**Supplied information**
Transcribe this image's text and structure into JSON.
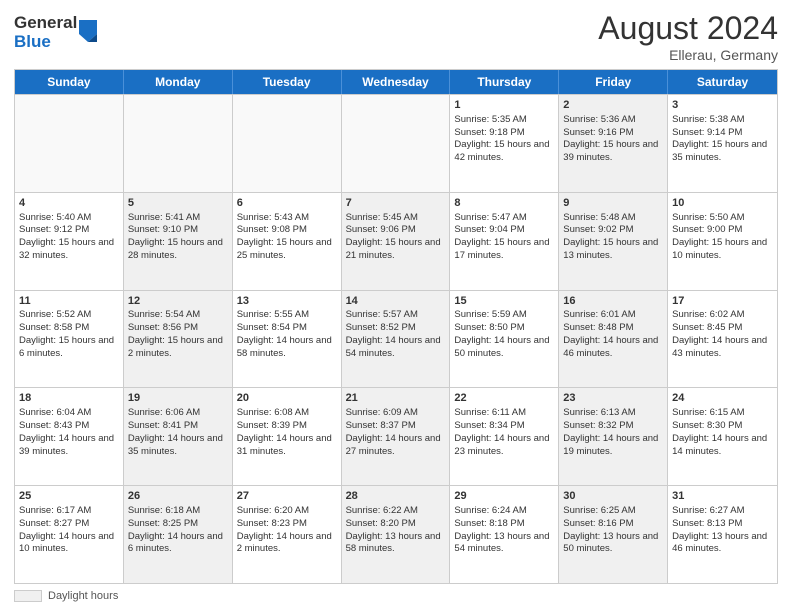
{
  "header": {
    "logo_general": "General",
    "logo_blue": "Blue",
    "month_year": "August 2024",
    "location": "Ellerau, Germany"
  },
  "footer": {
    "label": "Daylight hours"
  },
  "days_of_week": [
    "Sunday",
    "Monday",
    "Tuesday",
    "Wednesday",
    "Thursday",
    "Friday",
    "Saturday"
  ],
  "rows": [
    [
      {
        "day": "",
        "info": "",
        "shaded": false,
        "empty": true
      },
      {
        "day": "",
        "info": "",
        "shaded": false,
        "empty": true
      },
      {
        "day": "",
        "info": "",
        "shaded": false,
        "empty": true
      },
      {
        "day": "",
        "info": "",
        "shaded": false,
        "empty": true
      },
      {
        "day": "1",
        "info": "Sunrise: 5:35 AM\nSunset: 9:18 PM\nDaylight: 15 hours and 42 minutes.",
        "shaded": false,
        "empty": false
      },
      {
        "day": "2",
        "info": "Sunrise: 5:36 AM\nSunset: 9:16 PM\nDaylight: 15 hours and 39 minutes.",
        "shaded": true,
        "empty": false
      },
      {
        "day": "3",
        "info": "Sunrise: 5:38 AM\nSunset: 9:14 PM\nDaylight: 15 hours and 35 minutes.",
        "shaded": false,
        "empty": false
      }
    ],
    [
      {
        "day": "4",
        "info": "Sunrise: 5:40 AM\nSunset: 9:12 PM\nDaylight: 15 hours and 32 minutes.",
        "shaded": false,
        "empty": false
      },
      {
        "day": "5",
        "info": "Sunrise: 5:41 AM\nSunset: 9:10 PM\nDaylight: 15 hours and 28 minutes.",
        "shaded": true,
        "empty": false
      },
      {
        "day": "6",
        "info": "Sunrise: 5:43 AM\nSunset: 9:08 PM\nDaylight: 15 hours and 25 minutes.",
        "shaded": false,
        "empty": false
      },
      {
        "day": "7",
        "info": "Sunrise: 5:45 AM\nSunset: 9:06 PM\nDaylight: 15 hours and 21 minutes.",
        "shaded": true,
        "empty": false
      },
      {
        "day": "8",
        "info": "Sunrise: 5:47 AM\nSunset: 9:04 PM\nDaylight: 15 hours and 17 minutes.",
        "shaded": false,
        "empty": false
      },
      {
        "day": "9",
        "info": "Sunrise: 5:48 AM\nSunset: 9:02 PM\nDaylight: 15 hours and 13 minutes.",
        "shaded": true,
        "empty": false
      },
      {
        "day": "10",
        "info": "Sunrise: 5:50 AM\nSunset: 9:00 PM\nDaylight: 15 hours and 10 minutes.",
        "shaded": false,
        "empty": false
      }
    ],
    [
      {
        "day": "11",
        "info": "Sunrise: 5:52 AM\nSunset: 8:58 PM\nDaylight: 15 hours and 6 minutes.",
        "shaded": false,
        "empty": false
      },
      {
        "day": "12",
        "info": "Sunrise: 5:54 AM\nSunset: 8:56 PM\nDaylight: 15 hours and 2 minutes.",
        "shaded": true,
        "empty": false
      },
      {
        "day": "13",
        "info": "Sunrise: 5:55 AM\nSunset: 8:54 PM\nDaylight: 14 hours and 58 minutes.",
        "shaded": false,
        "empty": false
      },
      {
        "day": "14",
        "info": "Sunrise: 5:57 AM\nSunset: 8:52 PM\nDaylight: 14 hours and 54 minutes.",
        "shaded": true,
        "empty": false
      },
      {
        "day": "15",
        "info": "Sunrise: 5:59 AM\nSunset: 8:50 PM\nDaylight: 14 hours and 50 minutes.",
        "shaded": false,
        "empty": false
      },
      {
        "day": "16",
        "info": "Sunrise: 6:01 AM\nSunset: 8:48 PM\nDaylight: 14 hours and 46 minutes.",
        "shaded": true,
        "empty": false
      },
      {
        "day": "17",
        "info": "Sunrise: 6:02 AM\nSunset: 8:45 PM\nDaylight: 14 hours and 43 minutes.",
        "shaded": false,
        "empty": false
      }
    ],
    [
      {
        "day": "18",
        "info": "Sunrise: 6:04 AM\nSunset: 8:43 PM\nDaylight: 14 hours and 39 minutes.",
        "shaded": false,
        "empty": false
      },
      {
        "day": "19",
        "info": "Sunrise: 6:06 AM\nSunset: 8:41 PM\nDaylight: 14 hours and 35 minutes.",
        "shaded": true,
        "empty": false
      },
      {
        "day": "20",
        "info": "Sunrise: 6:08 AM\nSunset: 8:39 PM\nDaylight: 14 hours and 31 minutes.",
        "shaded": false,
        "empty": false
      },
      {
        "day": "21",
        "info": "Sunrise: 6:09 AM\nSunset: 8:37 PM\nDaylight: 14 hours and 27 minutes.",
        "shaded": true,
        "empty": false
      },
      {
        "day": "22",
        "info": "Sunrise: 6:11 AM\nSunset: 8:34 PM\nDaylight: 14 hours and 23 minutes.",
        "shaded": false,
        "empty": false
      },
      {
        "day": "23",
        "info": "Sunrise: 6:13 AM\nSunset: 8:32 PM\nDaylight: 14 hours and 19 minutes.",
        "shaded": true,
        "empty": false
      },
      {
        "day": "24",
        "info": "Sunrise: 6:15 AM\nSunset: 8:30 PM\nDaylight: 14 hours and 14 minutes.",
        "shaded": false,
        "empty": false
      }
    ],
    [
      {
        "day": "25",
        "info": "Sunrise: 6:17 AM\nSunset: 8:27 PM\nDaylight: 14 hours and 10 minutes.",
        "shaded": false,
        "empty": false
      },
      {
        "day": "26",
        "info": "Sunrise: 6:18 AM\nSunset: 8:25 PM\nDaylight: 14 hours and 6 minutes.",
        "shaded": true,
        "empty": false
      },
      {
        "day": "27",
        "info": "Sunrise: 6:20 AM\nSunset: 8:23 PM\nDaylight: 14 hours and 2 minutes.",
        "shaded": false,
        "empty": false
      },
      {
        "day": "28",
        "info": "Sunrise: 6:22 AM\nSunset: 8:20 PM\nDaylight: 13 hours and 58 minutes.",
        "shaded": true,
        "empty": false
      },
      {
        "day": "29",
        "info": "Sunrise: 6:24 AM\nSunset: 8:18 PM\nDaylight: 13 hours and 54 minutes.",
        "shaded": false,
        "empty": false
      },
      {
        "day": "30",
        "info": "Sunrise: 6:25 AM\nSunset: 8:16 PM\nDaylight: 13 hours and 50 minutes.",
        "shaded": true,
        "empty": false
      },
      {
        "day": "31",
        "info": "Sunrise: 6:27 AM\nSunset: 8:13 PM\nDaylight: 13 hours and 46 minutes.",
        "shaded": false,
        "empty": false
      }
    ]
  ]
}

**Set problem**
Repeat the entries exactly. Pictures are excluded from the copy.

**Answer to the problem**
Transcribe this image's text and structure into JSON.
{
  "header": {
    "logo_general": "General",
    "logo_blue": "Blue",
    "month_year": "August 2024",
    "location": "Ellerau, Germany"
  },
  "footer": {
    "label": "Daylight hours"
  },
  "days_of_week": [
    "Sunday",
    "Monday",
    "Tuesday",
    "Wednesday",
    "Thursday",
    "Friday",
    "Saturday"
  ],
  "rows": [
    [
      {
        "day": "",
        "info": "",
        "shaded": false,
        "empty": true
      },
      {
        "day": "",
        "info": "",
        "shaded": false,
        "empty": true
      },
      {
        "day": "",
        "info": "",
        "shaded": false,
        "empty": true
      },
      {
        "day": "",
        "info": "",
        "shaded": false,
        "empty": true
      },
      {
        "day": "1",
        "info": "Sunrise: 5:35 AM\nSunset: 9:18 PM\nDaylight: 15 hours and 42 minutes.",
        "shaded": false,
        "empty": false
      },
      {
        "day": "2",
        "info": "Sunrise: 5:36 AM\nSunset: 9:16 PM\nDaylight: 15 hours and 39 minutes.",
        "shaded": true,
        "empty": false
      },
      {
        "day": "3",
        "info": "Sunrise: 5:38 AM\nSunset: 9:14 PM\nDaylight: 15 hours and 35 minutes.",
        "shaded": false,
        "empty": false
      }
    ],
    [
      {
        "day": "4",
        "info": "Sunrise: 5:40 AM\nSunset: 9:12 PM\nDaylight: 15 hours and 32 minutes.",
        "shaded": false,
        "empty": false
      },
      {
        "day": "5",
        "info": "Sunrise: 5:41 AM\nSunset: 9:10 PM\nDaylight: 15 hours and 28 minutes.",
        "shaded": true,
        "empty": false
      },
      {
        "day": "6",
        "info": "Sunrise: 5:43 AM\nSunset: 9:08 PM\nDaylight: 15 hours and 25 minutes.",
        "shaded": false,
        "empty": false
      },
      {
        "day": "7",
        "info": "Sunrise: 5:45 AM\nSunset: 9:06 PM\nDaylight: 15 hours and 21 minutes.",
        "shaded": true,
        "empty": false
      },
      {
        "day": "8",
        "info": "Sunrise: 5:47 AM\nSunset: 9:04 PM\nDaylight: 15 hours and 17 minutes.",
        "shaded": false,
        "empty": false
      },
      {
        "day": "9",
        "info": "Sunrise: 5:48 AM\nSunset: 9:02 PM\nDaylight: 15 hours and 13 minutes.",
        "shaded": true,
        "empty": false
      },
      {
        "day": "10",
        "info": "Sunrise: 5:50 AM\nSunset: 9:00 PM\nDaylight: 15 hours and 10 minutes.",
        "shaded": false,
        "empty": false
      }
    ],
    [
      {
        "day": "11",
        "info": "Sunrise: 5:52 AM\nSunset: 8:58 PM\nDaylight: 15 hours and 6 minutes.",
        "shaded": false,
        "empty": false
      },
      {
        "day": "12",
        "info": "Sunrise: 5:54 AM\nSunset: 8:56 PM\nDaylight: 15 hours and 2 minutes.",
        "shaded": true,
        "empty": false
      },
      {
        "day": "13",
        "info": "Sunrise: 5:55 AM\nSunset: 8:54 PM\nDaylight: 14 hours and 58 minutes.",
        "shaded": false,
        "empty": false
      },
      {
        "day": "14",
        "info": "Sunrise: 5:57 AM\nSunset: 8:52 PM\nDaylight: 14 hours and 54 minutes.",
        "shaded": true,
        "empty": false
      },
      {
        "day": "15",
        "info": "Sunrise: 5:59 AM\nSunset: 8:50 PM\nDaylight: 14 hours and 50 minutes.",
        "shaded": false,
        "empty": false
      },
      {
        "day": "16",
        "info": "Sunrise: 6:01 AM\nSunset: 8:48 PM\nDaylight: 14 hours and 46 minutes.",
        "shaded": true,
        "empty": false
      },
      {
        "day": "17",
        "info": "Sunrise: 6:02 AM\nSunset: 8:45 PM\nDaylight: 14 hours and 43 minutes.",
        "shaded": false,
        "empty": false
      }
    ],
    [
      {
        "day": "18",
        "info": "Sunrise: 6:04 AM\nSunset: 8:43 PM\nDaylight: 14 hours and 39 minutes.",
        "shaded": false,
        "empty": false
      },
      {
        "day": "19",
        "info": "Sunrise: 6:06 AM\nSunset: 8:41 PM\nDaylight: 14 hours and 35 minutes.",
        "shaded": true,
        "empty": false
      },
      {
        "day": "20",
        "info": "Sunrise: 6:08 AM\nSunset: 8:39 PM\nDaylight: 14 hours and 31 minutes.",
        "shaded": false,
        "empty": false
      },
      {
        "day": "21",
        "info": "Sunrise: 6:09 AM\nSunset: 8:37 PM\nDaylight: 14 hours and 27 minutes.",
        "shaded": true,
        "empty": false
      },
      {
        "day": "22",
        "info": "Sunrise: 6:11 AM\nSunset: 8:34 PM\nDaylight: 14 hours and 23 minutes.",
        "shaded": false,
        "empty": false
      },
      {
        "day": "23",
        "info": "Sunrise: 6:13 AM\nSunset: 8:32 PM\nDaylight: 14 hours and 19 minutes.",
        "shaded": true,
        "empty": false
      },
      {
        "day": "24",
        "info": "Sunrise: 6:15 AM\nSunset: 8:30 PM\nDaylight: 14 hours and 14 minutes.",
        "shaded": false,
        "empty": false
      }
    ],
    [
      {
        "day": "25",
        "info": "Sunrise: 6:17 AM\nSunset: 8:27 PM\nDaylight: 14 hours and 10 minutes.",
        "shaded": false,
        "empty": false
      },
      {
        "day": "26",
        "info": "Sunrise: 6:18 AM\nSunset: 8:25 PM\nDaylight: 14 hours and 6 minutes.",
        "shaded": true,
        "empty": false
      },
      {
        "day": "27",
        "info": "Sunrise: 6:20 AM\nSunset: 8:23 PM\nDaylight: 14 hours and 2 minutes.",
        "shaded": false,
        "empty": false
      },
      {
        "day": "28",
        "info": "Sunrise: 6:22 AM\nSunset: 8:20 PM\nDaylight: 13 hours and 58 minutes.",
        "shaded": true,
        "empty": false
      },
      {
        "day": "29",
        "info": "Sunrise: 6:24 AM\nSunset: 8:18 PM\nDaylight: 13 hours and 54 minutes.",
        "shaded": false,
        "empty": false
      },
      {
        "day": "30",
        "info": "Sunrise: 6:25 AM\nSunset: 8:16 PM\nDaylight: 13 hours and 50 minutes.",
        "shaded": true,
        "empty": false
      },
      {
        "day": "31",
        "info": "Sunrise: 6:27 AM\nSunset: 8:13 PM\nDaylight: 13 hours and 46 minutes.",
        "shaded": false,
        "empty": false
      }
    ]
  ]
}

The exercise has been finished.